◆ Record set
________________
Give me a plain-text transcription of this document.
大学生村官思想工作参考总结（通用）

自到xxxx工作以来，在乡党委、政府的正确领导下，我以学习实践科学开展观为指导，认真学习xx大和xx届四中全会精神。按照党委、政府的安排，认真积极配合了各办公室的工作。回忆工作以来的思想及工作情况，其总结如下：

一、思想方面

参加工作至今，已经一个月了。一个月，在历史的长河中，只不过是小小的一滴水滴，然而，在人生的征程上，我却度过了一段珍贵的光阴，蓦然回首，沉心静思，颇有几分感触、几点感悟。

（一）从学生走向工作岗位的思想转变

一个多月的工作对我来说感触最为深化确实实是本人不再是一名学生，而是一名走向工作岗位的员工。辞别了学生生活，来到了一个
________________
◆ Goal
Restate all of the entries above precisely.

◆ The completed task
Give me a plain-text transcription of this document.
大学生村官思想工作参考总结（通用）

自到xxxx工作以来，在乡党委、政府的正确领导下，我以学习实践科学开展观为指导，认真学习xx大和xx届四中全会精神。按照党委、政府的安排，认真积极配合了各办公室的工作。回忆工作以来的思想及工作情况，其总结如下：

一、思想方面

参加工作至今，已经一个月了。一个月，在历史的长河中，只不过是小小的一滴水滴，然而，在人生的征程上，我却度过了一段珍贵的光阴，蓦然回首，沉心静思，颇有几分感触、几点感悟。

（一）从学生走向工作岗位的思想转变

一个多月的工作对我来说感触最为深化确实实是本人不再是一名学生，而是一名走向工作岗位的员工。辞别了学生生活，来到了一个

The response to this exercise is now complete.